**REQUIRED WORK**:
Print out each entry below exactly, please.
** begin MATERIALS PROVIDED **
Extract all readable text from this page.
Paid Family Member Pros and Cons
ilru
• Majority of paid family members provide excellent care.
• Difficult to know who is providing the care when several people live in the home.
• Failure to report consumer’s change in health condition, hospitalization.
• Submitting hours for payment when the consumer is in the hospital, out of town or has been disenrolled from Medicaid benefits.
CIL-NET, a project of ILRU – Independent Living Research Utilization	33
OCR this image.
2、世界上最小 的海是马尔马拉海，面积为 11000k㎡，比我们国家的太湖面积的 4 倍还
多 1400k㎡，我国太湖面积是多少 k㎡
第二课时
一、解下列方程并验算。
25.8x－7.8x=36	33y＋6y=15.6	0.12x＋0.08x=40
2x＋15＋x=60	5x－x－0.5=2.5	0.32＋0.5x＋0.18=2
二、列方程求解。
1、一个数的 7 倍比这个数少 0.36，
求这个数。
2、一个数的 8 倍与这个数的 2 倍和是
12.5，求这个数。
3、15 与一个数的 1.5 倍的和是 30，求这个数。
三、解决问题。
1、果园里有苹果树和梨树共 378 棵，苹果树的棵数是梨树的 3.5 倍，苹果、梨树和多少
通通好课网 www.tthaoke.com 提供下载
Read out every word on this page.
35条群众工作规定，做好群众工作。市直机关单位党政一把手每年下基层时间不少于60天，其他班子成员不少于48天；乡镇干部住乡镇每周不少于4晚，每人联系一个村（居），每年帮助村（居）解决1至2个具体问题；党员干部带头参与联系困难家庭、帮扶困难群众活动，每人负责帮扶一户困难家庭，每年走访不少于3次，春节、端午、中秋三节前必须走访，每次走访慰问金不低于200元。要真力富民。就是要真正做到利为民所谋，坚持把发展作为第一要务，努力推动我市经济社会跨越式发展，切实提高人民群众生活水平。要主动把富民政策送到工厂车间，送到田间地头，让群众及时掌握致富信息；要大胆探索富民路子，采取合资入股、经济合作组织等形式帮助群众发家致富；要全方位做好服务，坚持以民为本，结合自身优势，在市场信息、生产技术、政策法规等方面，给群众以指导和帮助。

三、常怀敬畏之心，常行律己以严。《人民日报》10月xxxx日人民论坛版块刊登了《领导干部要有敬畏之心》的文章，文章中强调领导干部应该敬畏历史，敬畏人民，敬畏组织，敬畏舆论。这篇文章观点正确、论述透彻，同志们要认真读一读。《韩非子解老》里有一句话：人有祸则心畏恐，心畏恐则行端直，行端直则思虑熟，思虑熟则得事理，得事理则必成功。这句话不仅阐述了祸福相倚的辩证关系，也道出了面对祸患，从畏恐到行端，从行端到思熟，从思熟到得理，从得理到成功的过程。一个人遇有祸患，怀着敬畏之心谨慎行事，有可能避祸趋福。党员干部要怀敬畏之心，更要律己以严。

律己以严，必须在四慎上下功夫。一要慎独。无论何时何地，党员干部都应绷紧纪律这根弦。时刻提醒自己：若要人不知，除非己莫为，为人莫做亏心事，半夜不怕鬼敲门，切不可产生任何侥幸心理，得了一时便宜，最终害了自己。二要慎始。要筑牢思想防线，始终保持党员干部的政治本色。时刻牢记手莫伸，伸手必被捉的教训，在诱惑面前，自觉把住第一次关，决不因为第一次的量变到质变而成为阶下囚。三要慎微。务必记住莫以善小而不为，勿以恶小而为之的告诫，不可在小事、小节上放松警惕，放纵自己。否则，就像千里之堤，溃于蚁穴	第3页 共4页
** end MATERIALS PROVIDED **
**RESPONSE**:
Extract all readable text from this page.
Paid Family Member Pros and Cons
ilru
• Majority of paid family members provide excellent care.
• Difficult to know who is providing the care when several people live in the home.
• Failure to report consumer’s change in health condition, hospitalization.
• Submitting hours for payment when the consumer is in the hospital, out of town or has been disenrolled from Medicaid benefits.
CIL-NET, a project of ILRU – Independent Living Research Utilization	33
OCR this image.
2、世界上最小 的海是马尔马拉海，面积为 11000k㎡，比我们国家的太湖面积的 4 倍还
多 1400k㎡，我国太湖面积是多少 k㎡
第二课时
一、解下列方程并验算。
25.8x－7.8x=36	33y＋6y=15.6	0.12x＋0.08x=40
2x＋15＋x=60	5x－x－0.5=2.5	0.32＋0.5x＋0.18=2
二、列方程求解。
1、一个数的 7 倍比这个数少 0.36，
求这个数。
2、一个数的 8 倍与这个数的 2 倍和是
12.5，求这个数。
3、15 与一个数的 1.5 倍的和是 30，求这个数。
三、解决问题。
1、果园里有苹果树和梨树共 378 棵，苹果树的棵数是梨树的 3.5 倍，苹果、梨树和多少
通通好课网 www.tthaoke.com 提供下载
Read out every word on this page.
35条群众工作规定，做好群众工作。市直机关单位党政一把手每年下基层时间不少于60天，其他班子成员不少于48天；乡镇干部住乡镇每周不少于4晚，每人联系一个村（居），每年帮助村（居）解决1至2个具体问题；党员干部带头参与联系困难家庭、帮扶困难群众活动，每人负责帮扶一户困难家庭，每年走访不少于3次，春节、端午、中秋三节前必须走访，每次走访慰问金不低于200元。要真力富民。就是要真正做到利为民所谋，坚持把发展作为第一要务，努力推动我市经济社会跨越式发展，切实提高人民群众生活水平。要主动把富民政策送到工厂车间，送到田间地头，让群众及时掌握致富信息；要大胆探索富民路子，采取合资入股、经济合作组织等形式帮助群众发家致富；要全方位做好服务，坚持以民为本，结合自身优势，在市场信息、生产技术、政策法规等方面，给群众以指导和帮助。

三、常怀敬畏之心，常行律己以严。《人民日报》10月xxxx日人民论坛版块刊登了《领导干部要有敬畏之心》的文章，文章中强调领导干部应该敬畏历史，敬畏人民，敬畏组织，敬畏舆论。这篇文章观点正确、论述透彻，同志们要认真读一读。《韩非子解老》里有一句话：人有祸则心畏恐，心畏恐则行端直，行端直则思虑熟，思虑熟则得事理，得事理则必成功。这句话不仅阐述了祸福相倚的辩证关系，也道出了面对祸患，从畏恐到行端，从行端到思熟，从思熟到得理，从得理到成功的过程。一个人遇有祸患，怀着敬畏之心谨慎行事，有可能避祸趋福。党员干部要怀敬畏之心，更要律己以严。

律己以严，必须在四慎上下功夫。一要慎独。无论何时何地，党员干部都应绷紧纪律这根弦。时刻提醒自己：若要人不知，除非己莫为，为人莫做亏心事，半夜不怕鬼敲门，切不可产生任何侥幸心理，得了一时便宜，最终害了自己。二要慎始。要筑牢思想防线，始终保持党员干部的政治本色。时刻牢记手莫伸，伸手必被捉的教训，在诱惑面前，自觉把住第一次关，决不因为第一次的量变到质变而成为阶下囚。三要慎微。务必记住莫以善小而不为，勿以恶小而为之的告诫，不可在小事、小节上放松警惕，放纵自己。否则，就像千里之堤，溃于蚁穴	第3页 共4页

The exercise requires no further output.